**Source text:**

———

PrimeTTS — tiny bilingual zh‑TW + English TTS (8 kHz, CPU)

A 4.63M‑parameter Mandarin (Taiwan) + English text‑to‑speech model that runs entirely on CPU and emits 8 kHz audio — sized for G.711 telephony and on‑device (Jetson‑class) use. One model, one voice: Chinese, English, and code‑mix through a single frontend (no language routing).

🔊 Live demo: https://huggingface.co/spaces/Luigi/PrimeTTS-vs-Inflect-Nano-v1 · 🧩 Base: owensong/Inflect-Nano-v1 (fine‑tune, same frozen architecture)

Parameters 4.63M (3.47M acoustic + 1.17M vocoder)
Sample rate 8 kHz (telephony‑band)
Runtime onnxruntime, CPU‑only, torch‑free at inference
Languages zh‑TW (Traditional) + English + code‑mix
Architecture FastSpeech‑style (no attention) + Snake‑HiFiGAN — frozen, no NAS
License Apache‑2.0

Quickstart (inference, CPU)

pip install onnxruntime numpy soundfile g2pw g2p_en cn2an
huggingface-cli download Luigi/PrimeTTS --local-dir PrimeTTS
# from inside the PrimeTTS dir (uses the bundled frontend + scripts)
import sys; sys.path.insert(0, "scripts")
import json, numpy as np, onnxruntime as ort, soundfile as sf
import frontend_bopomofo as F
from synth_from_text import host_regulate          # numpy length‑regulator

meta = json.load(open("meta.json"))

———

**Entries shown:**
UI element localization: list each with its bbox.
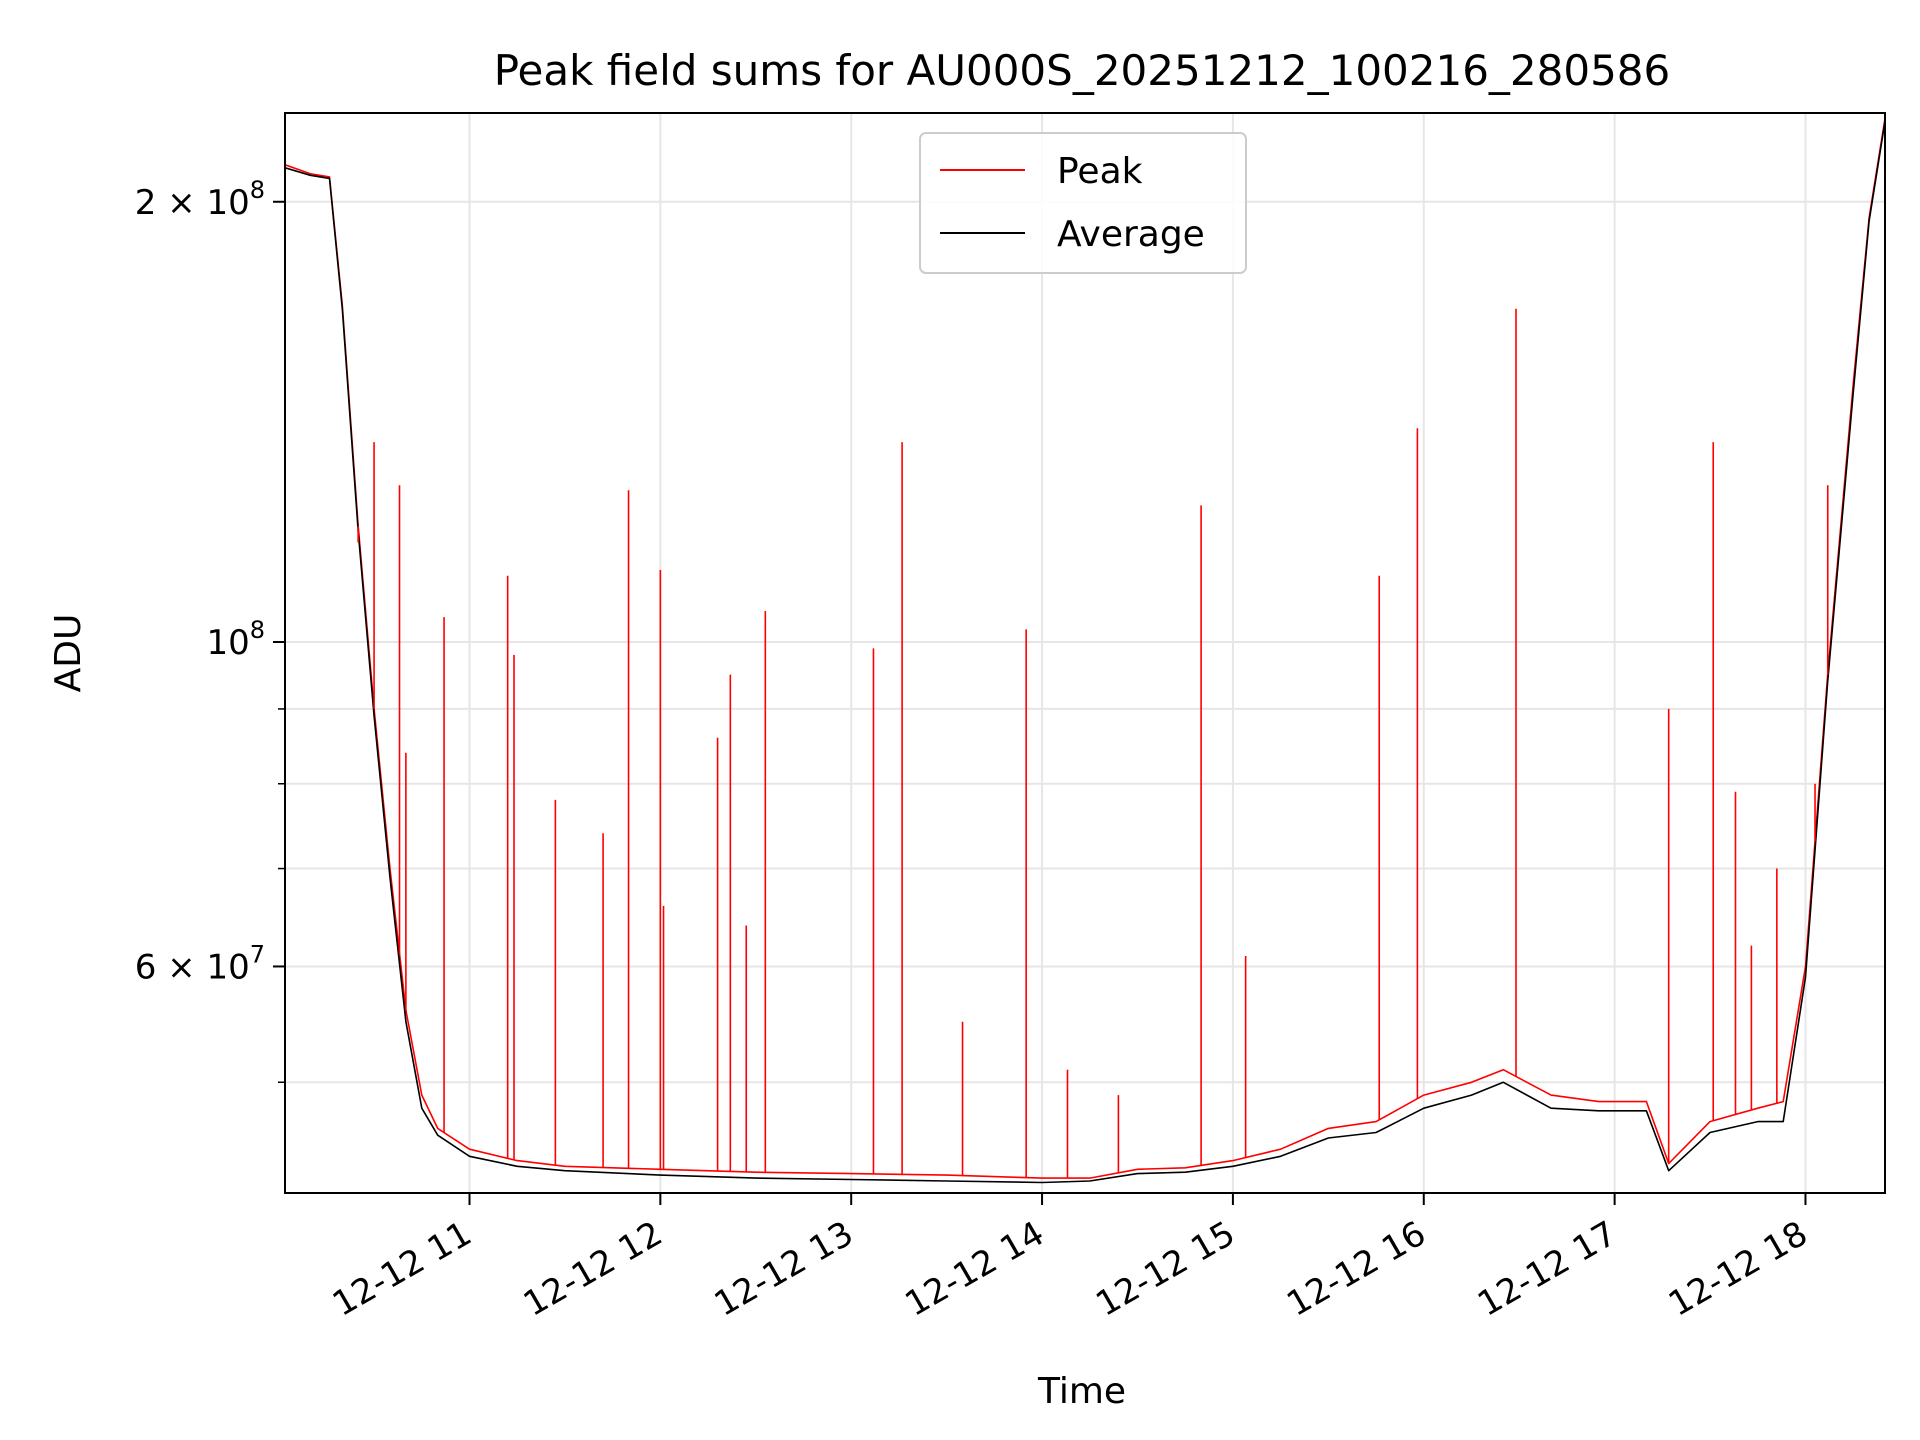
series-layer — [285, 118, 1885, 1184]
plot-area — [285, 118, 1885, 1184]
y-tick-label: 2 × 108 — [135, 176, 265, 223]
x-axis-label: Time — [1037, 1371, 1126, 1412]
legend-label-average: Average — [1057, 214, 1205, 255]
plot-frame — [284, 112, 1886, 1194]
y-axis: 2 × 108 108 6 × 107 — [135, 176, 285, 1084]
legend-frame — [919, 132, 1247, 274]
legend: Peak Average — [919, 132, 1247, 274]
chart-title: Peak field sums for AU000S_20251212_1002… — [494, 46, 1671, 95]
y-axis-label: ADU — [48, 614, 89, 693]
series-line-peak — [285, 118, 1885, 1179]
series-line-average — [285, 121, 1885, 1184]
grid — [285, 113, 1885, 1193]
y-tick-label: 6 × 107 — [135, 940, 265, 987]
legend-label-peak: Peak — [1057, 151, 1143, 192]
y-tick-label: 108 — [206, 616, 265, 663]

———

Quote the PrimeTTS model page verbatim between "Parameters 4.63M (3.47M" and "Quickstart (inference, CPU)", inclusive.

**Output for this exercise:**
Parameters 4.63M (3.47M acoustic + 1.17M vocoder)
Sample rate 8 kHz (telephony‑band)
Runtime onnxruntime, CPU‑only, torch‑free at inference
Languages zh‑TW (Traditional) + English + code‑mix
Architecture FastSpeech‑style (no attention) + Snake‑HiFiGAN — frozen, no NAS
License Apache‑2.0

Quickstart (inference, CPU)